:: Excerto citado ::
========================
Desde 1984 que os Estados Unidos da América não recebiam mais do que uma corrida de Fórmula 1. Para o ano serão 3 provas naquele país, num momento em que o interesse dos fãs norte-americanos continua a crescer, abrindo portas a um mercado que esteve muito tempo fechado ao Grande Circo.
O interesse crescente pela Fórmula 1 é generalizado, não circunscrito aos EUA e por isso, Toto Wolff, CEO da Mercedes, gostaría que também a China pudesse receber 3 provas num futuro próximo.
“Já estivemos em Xangai antes e não pudemos lá estar nos últimos dois anos, mas este é um mercado importante para nós”, disse Wolff numa entrevista à publicação Xinhua. “Eu gostaria não só de correr em Xangai, mas também de correr em Pequim. É um mercado fantástico para nós, como Mercedes, e creio que deveríamos estar ali presente com uma forte pegada. Temos agora três corridas nos EUA – Las Vegas, Miami e Austin – e se pudermos fazer o mesmo na China, isso seria ótimo”.
Talvez Stefano Domenicali tenha razão e o calendário da Fórmula 1 tenha que ser alargado para 30 corridas por ano.
========================
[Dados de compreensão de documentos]
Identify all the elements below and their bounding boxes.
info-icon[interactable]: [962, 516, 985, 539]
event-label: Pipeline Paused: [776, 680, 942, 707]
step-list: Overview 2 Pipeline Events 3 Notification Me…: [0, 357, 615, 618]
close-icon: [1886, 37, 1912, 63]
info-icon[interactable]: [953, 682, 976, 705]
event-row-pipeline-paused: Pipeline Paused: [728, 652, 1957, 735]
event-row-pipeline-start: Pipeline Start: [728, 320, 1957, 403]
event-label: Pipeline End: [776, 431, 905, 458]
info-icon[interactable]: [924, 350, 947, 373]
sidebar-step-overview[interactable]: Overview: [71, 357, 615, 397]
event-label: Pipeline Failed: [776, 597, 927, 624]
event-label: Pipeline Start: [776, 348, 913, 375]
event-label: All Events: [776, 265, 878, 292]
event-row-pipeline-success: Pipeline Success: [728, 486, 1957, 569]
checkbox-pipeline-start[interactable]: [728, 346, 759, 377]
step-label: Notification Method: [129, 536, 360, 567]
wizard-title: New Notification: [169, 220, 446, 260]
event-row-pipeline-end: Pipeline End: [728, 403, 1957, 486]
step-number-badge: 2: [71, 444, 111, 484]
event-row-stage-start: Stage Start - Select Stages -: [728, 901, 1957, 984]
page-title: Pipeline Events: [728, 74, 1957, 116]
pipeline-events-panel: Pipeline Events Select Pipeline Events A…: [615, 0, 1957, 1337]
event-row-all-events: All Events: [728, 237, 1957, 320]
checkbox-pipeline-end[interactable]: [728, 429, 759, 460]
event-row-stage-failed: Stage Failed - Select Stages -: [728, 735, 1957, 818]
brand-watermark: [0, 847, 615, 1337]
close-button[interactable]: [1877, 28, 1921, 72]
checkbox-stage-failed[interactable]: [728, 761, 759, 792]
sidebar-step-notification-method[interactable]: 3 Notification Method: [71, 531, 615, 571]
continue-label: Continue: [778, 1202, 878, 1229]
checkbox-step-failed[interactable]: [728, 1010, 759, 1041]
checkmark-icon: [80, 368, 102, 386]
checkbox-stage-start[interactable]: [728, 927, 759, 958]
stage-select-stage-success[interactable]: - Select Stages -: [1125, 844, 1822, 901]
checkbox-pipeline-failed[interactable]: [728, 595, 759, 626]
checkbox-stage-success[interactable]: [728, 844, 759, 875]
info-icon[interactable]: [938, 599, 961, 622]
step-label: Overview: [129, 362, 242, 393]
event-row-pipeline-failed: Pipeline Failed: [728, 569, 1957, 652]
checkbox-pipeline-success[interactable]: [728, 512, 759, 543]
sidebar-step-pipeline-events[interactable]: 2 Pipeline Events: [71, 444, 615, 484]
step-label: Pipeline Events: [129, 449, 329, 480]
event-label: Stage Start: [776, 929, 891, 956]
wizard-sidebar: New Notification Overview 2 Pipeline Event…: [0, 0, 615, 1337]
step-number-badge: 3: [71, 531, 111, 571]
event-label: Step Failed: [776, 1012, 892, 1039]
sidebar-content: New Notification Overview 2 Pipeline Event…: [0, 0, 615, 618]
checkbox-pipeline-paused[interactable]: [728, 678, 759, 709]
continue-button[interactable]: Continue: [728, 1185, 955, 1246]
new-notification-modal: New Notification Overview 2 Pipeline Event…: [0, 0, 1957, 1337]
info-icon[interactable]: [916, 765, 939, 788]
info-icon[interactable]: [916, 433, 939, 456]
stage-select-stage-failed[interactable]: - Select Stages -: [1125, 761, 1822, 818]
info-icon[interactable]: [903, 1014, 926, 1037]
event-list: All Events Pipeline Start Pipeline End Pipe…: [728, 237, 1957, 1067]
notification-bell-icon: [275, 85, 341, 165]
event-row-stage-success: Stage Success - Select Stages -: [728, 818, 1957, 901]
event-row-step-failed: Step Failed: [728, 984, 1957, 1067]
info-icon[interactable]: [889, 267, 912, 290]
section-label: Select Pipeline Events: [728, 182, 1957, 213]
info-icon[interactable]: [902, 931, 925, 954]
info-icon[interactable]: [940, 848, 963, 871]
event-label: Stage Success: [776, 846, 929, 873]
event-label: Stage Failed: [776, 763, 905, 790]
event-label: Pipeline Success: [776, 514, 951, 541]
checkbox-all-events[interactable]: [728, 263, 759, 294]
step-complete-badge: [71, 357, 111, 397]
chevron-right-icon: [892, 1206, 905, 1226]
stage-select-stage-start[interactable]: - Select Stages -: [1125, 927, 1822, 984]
========================
:: Tarefa ::
De acordo com o excerto, em que três cidades dos EUA se realizam as corridas de Fórmula 1 referidas por Toto Wolff? Responda com base exclusivamente no excerto.

:: Resposta ::
Las Vegas, Miami e Austin.